The task -
Write out the data below in full. Keep it exact.

>> START

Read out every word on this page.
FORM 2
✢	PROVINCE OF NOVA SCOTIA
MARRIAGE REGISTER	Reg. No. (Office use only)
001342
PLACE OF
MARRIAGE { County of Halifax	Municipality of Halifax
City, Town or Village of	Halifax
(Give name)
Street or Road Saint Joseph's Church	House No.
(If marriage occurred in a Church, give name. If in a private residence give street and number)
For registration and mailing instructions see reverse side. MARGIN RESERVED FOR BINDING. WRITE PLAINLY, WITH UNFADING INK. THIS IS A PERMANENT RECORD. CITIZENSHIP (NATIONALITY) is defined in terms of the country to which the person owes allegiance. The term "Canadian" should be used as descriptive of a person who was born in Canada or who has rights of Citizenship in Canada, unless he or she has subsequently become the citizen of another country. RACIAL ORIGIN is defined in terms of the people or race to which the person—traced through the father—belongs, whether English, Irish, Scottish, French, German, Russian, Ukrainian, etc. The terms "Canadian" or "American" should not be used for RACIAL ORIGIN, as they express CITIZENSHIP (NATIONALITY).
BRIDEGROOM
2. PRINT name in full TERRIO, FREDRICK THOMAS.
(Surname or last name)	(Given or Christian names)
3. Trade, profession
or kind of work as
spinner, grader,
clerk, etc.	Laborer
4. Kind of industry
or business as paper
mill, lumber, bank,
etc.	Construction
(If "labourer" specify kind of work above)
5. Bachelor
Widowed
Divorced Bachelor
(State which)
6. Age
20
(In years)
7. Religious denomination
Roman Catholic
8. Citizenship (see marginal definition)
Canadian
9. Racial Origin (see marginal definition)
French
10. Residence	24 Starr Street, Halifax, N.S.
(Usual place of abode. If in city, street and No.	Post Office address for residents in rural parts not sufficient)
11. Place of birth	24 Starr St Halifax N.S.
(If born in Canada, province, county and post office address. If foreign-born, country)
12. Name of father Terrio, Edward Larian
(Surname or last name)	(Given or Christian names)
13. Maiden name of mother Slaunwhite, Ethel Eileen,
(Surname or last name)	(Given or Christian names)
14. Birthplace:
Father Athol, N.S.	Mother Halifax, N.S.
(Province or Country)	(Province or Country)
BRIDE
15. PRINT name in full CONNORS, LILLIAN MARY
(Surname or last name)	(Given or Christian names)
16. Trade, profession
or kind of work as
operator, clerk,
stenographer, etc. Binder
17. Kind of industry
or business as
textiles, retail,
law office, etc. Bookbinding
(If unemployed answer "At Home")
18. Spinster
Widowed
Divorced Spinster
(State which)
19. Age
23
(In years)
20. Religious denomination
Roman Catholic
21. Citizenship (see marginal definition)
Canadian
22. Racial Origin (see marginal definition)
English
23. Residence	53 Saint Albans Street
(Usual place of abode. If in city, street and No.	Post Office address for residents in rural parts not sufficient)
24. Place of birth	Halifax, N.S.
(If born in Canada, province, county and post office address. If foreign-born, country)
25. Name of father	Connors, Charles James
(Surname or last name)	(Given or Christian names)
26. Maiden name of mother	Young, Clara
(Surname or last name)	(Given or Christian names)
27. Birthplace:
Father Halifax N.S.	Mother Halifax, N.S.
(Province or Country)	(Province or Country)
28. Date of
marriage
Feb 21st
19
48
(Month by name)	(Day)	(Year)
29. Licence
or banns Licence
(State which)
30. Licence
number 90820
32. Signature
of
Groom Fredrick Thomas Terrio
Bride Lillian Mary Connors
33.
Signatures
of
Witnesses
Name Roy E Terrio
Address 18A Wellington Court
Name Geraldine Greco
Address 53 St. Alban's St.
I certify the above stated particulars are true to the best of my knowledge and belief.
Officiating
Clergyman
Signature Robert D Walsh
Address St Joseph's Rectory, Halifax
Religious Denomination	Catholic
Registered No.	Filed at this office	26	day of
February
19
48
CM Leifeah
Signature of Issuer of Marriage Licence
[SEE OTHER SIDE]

>> END

Task result -
Read out every word on this page.
FORM 2
✢	PROVINCE OF NOVA SCOTIA
MARRIAGE REGISTER	Reg. No. (Office use only)
001342
PLACE OF
MARRIAGE { County of Halifax	Municipality of Halifax
City, Town or Village of	Halifax
(Give name)
Street or Road Saint Joseph's Church	House No.
(If marriage occurred in a Church, give name. If in a private residence give street and number)
For registration and mailing instructions see reverse side. MARGIN RESERVED FOR BINDING. WRITE PLAINLY, WITH UNFADING INK. THIS IS A PERMANENT RECORD. CITIZENSHIP (NATIONALITY) is defined in terms of the country to which the person owes allegiance. The term "Canadian" should be used as descriptive of a person who was born in Canada or who has rights of Citizenship in Canada, unless he or she has subsequently become the citizen of another country. RACIAL ORIGIN is defined in terms of the people or race to which the person—traced through the father—belongs, whether English, Irish, Scottish, French, German, Russian, Ukrainian, etc. The terms "Canadian" or "American" should not be used for RACIAL ORIGIN, as they express CITIZENSHIP (NATIONALITY).
BRIDEGROOM
2. PRINT name in full TERRIO, FREDRICK THOMAS.
(Surname or last name)	(Given or Christian names)
3. Trade, profession
or kind of work as
spinner, grader,
clerk, etc.	Laborer
4. Kind of industry
or business as paper
mill, lumber, bank,
etc.	Construction
(If "labourer" specify kind of work above)
5. Bachelor
Widowed
Divorced Bachelor
(State which)
6. Age
20
(In years)
7. Religious denomination
Roman Catholic
8. Citizenship (see marginal definition)
Canadian
9. Racial Origin (see marginal definition)
French
10. Residence	24 Starr Street, Halifax, N.S.
(Usual place of abode. If in city, street and No.	Post Office address for residents in rural parts not sufficient)
11. Place of birth	24 Starr St Halifax N.S.
(If born in Canada, province, county and post office address. If foreign-born, country)
12. Name of father Terrio, Edward Larian
(Surname or last name)	(Given or Christian names)
13. Maiden name of mother Slaunwhite, Ethel Eileen,
(Surname or last name)	(Given or Christian names)
14. Birthplace:
Father Athol, N.S.	Mother Halifax, N.S.
(Province or Country)	(Province or Country)
BRIDE
15. PRINT name in full CONNORS, LILLIAN MARY
(Surname or last name)	(Given or Christian names)
16. Trade, profession
or kind of work as
operator, clerk,
stenographer, etc. Binder
17. Kind of industry
or business as
textiles, retail,
law office, etc. Bookbinding
(If unemployed answer "At Home")
18. Spinster
Widowed
Divorced Spinster
(State which)
19. Age
23
(In years)
20. Religious denomination
Roman Catholic
21. Citizenship (see marginal definition)
Canadian
22. Racial Origin (see marginal definition)
English
23. Residence	53 Saint Albans Street
(Usual place of abode. If in city, street and No.	Post Office address for residents in rural parts not sufficient)
24. Place of birth	Halifax, N.S.
(If born in Canada, province, county and post office address. If foreign-born, country)
25. Name of father	Connors, Charles James
(Surname or last name)	(Given or Christian names)
26. Maiden name of mother	Young, Clara
(Surname or last name)	(Given or Christian names)
27. Birthplace:
Father Halifax N.S.	Mother Halifax, N.S.
(Province or Country)	(Province or Country)
28. Date of
marriage
Feb 21st
19
48
(Month by name)	(Day)	(Year)
29. Licence
or banns Licence
(State which)
30. Licence
number 90820
32. Signature
of
Groom Fredrick Thomas Terrio
Bride Lillian Mary Connors
33.
Signatures
of
Witnesses
Name Roy E Terrio
Address 18A Wellington Court
Name Geraldine Greco
Address 53 St. Alban's St.
I certify the above stated particulars are true to the best of my knowledge and belief.
Officiating
Clergyman
Signature Robert D Walsh
Address St Joseph's Rectory, Halifax
Religious Denomination	Catholic
Registered No.	Filed at this office	26	day of
February
19
48
CM Leifeah
Signature of Issuer of Marriage Licence
[SEE OTHER SIDE]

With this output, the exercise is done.